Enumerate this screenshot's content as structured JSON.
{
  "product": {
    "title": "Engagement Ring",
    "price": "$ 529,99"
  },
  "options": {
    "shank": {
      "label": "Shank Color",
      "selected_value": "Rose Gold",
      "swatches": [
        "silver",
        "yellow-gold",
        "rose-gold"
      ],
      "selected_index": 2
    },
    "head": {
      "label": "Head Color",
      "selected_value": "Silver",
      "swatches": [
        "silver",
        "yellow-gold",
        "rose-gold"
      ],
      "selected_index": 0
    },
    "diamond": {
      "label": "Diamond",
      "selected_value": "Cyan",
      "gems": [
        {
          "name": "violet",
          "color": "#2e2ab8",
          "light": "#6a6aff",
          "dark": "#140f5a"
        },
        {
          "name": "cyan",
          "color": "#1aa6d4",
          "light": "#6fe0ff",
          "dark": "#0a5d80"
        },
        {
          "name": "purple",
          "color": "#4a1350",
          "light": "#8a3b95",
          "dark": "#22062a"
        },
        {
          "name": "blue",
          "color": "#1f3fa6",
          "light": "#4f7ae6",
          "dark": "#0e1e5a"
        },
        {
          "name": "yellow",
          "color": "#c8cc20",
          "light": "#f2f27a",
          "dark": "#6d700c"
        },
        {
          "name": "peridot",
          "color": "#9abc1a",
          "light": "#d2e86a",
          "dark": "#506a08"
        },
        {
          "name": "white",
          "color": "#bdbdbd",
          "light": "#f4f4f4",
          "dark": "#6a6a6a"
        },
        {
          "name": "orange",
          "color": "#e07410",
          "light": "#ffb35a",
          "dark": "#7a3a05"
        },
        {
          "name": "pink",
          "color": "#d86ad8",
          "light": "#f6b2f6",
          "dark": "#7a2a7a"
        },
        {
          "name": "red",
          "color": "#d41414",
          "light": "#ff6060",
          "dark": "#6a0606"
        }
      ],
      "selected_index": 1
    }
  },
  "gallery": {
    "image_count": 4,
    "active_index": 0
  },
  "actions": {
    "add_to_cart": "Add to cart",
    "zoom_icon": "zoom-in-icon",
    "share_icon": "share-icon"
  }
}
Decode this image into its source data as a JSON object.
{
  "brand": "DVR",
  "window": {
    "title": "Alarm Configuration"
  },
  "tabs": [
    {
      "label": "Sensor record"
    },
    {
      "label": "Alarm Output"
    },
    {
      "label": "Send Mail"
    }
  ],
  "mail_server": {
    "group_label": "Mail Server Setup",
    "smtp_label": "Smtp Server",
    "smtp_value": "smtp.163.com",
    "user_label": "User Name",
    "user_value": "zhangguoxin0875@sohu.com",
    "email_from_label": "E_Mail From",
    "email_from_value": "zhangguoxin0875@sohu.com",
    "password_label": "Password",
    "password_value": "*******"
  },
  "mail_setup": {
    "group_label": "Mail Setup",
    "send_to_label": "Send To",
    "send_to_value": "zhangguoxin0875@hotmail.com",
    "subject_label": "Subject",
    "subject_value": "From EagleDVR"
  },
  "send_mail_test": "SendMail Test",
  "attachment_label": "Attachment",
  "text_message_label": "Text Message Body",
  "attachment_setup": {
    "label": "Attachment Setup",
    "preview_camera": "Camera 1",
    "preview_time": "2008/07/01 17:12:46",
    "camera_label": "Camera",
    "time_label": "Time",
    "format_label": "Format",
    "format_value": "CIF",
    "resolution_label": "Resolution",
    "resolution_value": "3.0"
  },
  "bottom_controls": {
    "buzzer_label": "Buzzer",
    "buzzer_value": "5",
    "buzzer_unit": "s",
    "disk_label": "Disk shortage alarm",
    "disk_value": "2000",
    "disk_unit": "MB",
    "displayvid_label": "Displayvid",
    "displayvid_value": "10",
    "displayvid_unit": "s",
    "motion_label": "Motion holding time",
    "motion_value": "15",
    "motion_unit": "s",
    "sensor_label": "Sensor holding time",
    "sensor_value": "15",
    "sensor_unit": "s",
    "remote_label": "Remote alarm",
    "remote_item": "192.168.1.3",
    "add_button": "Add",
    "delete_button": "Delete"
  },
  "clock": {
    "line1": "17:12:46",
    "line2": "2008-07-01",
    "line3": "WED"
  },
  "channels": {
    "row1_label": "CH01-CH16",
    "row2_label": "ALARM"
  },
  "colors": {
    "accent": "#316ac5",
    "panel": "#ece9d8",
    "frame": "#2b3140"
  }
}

────────────────────

• [TASK TO COMPLETE]: Write out every entry word for word.

• [WRITTEN REPLY]:
Enumerate this screenshot's content as structured JSON.
{
  "product": {
    "title": "Engagement Ring",
    "price": "$ 529,99"
  },
  "options": {
    "shank": {
      "label": "Shank Color",
      "selected_value": "Rose Gold",
      "swatches": [
        "silver",
        "yellow-gold",
        "rose-gold"
      ],
      "selected_index": 2
    },
    "head": {
      "label": "Head Color",
      "selected_value": "Silver",
      "swatches": [
        "silver",
        "yellow-gold",
        "rose-gold"
      ],
      "selected_index": 0
    },
    "diamond": {
      "label": "Diamond",
      "selected_value": "Cyan",
      "gems": [
        {
          "name": "violet",
          "color": "#2e2ab8",
          "light": "#6a6aff",
          "dark": "#140f5a"
        },
        {
          "name": "cyan",
          "color": "#1aa6d4",
          "light": "#6fe0ff",
          "dark": "#0a5d80"
        },
        {
          "name": "purple",
          "color": "#4a1350",
          "light": "#8a3b95",
          "dark": "#22062a"
        },
        {
          "name": "blue",
          "color": "#1f3fa6",
          "light": "#4f7ae6",
          "dark": "#0e1e5a"
        },
        {
          "name": "yellow",
          "color": "#c8cc20",
          "light": "#f2f27a",
          "dark": "#6d700c"
        },
        {
          "name": "peridot",
          "color": "#9abc1a",
          "light": "#d2e86a",
          "dark": "#506a08"
        },
        {
          "name": "white",
          "color": "#bdbdbd",
          "light": "#f4f4f4",
          "dark": "#6a6a6a"
        },
        {
          "name": "orange",
          "color": "#e07410",
          "light": "#ffb35a",
          "dark": "#7a3a05"
        },
        {
          "name": "pink",
          "color": "#d86ad8",
          "light": "#f6b2f6",
          "dark": "#7a2a7a"
        },
        {
          "name": "red",
          "color": "#d41414",
          "light": "#ff6060",
          "dark": "#6a0606"
        }
      ],
      "selected_index": 1
    }
  },
  "gallery": {
    "image_count": 4,
    "active_index": 0
  },
  "actions": {
    "add_to_cart": "Add to cart",
    "zoom_icon": "zoom-in-icon",
    "share_icon": "share-icon"
  }
}
Decode this image into its source data as a JSON object.
{
  "brand": "DVR",
  "window": {
    "title": "Alarm Configuration"
  },
  "tabs": [
    {
      "label": "Sensor record"
    },
    {
      "label": "Alarm Output"
    },
    {
      "label": "Send Mail"
    }
  ],
  "mail_server": {
    "group_label": "Mail Server Setup",
    "smtp_label": "Smtp Server",
    "smtp_value": "smtp.163.com",
    "user_label": "User Name",
    "user_value": "zhangguoxin0875@sohu.com",
    "email_from_label": "E_Mail From",
    "email_from_value": "zhangguoxin0875@sohu.com",
    "password_label": "Password",
    "password_value": "*******"
  },
  "mail_setup": {
    "group_label": "Mail Setup",
    "send_to_label": "Send To",
    "send_to_value": "zhangguoxin0875@hotmail.com",
    "subject_label": "Subject",
    "subject_value": "From EagleDVR"
  },
  "send_mail_test": "SendMail Test",
  "attachment_label": "Attachment",
  "text_message_label": "Text Message Body",
  "attachment_setup": {
    "label": "Attachment Setup",
    "preview_camera": "Camera 1",
    "preview_time": "2008/07/01 17:12:46",
    "camera_label": "Camera",
    "time_label": "Time",
    "format_label": "Format",
    "format_value": "CIF",
    "resolution_label": "Resolution",
    "resolution_value": "3.0"
  },
  "bottom_controls": {
    "buzzer_label": "Buzzer",
    "buzzer_value": "5",
    "buzzer_unit": "s",
    "disk_label": "Disk shortage alarm",
    "disk_value": "2000",
    "disk_unit": "MB",
    "displayvid_label": "Displayvid",
    "displayvid_value": "10",
    "displayvid_unit": "s",
    "motion_label": "Motion holding time",
    "motion_value": "15",
    "motion_unit": "s",
    "sensor_label": "Sensor holding time",
    "sensor_value": "15",
    "sensor_unit": "s",
    "remote_label": "Remote alarm",
    "remote_item": "192.168.1.3",
    "add_button": "Add",
    "delete_button": "Delete"
  },
  "clock": {
    "line1": "17:12:46",
    "line2": "2008-07-01",
    "line3": "WED"
  },
  "channels": {
    "row1_label": "CH01-CH16",
    "row2_label": "ALARM"
  },
  "colors": {
    "accent": "#316ac5",
    "panel": "#ece9d8",
    "frame": "#2b3140"
  }
}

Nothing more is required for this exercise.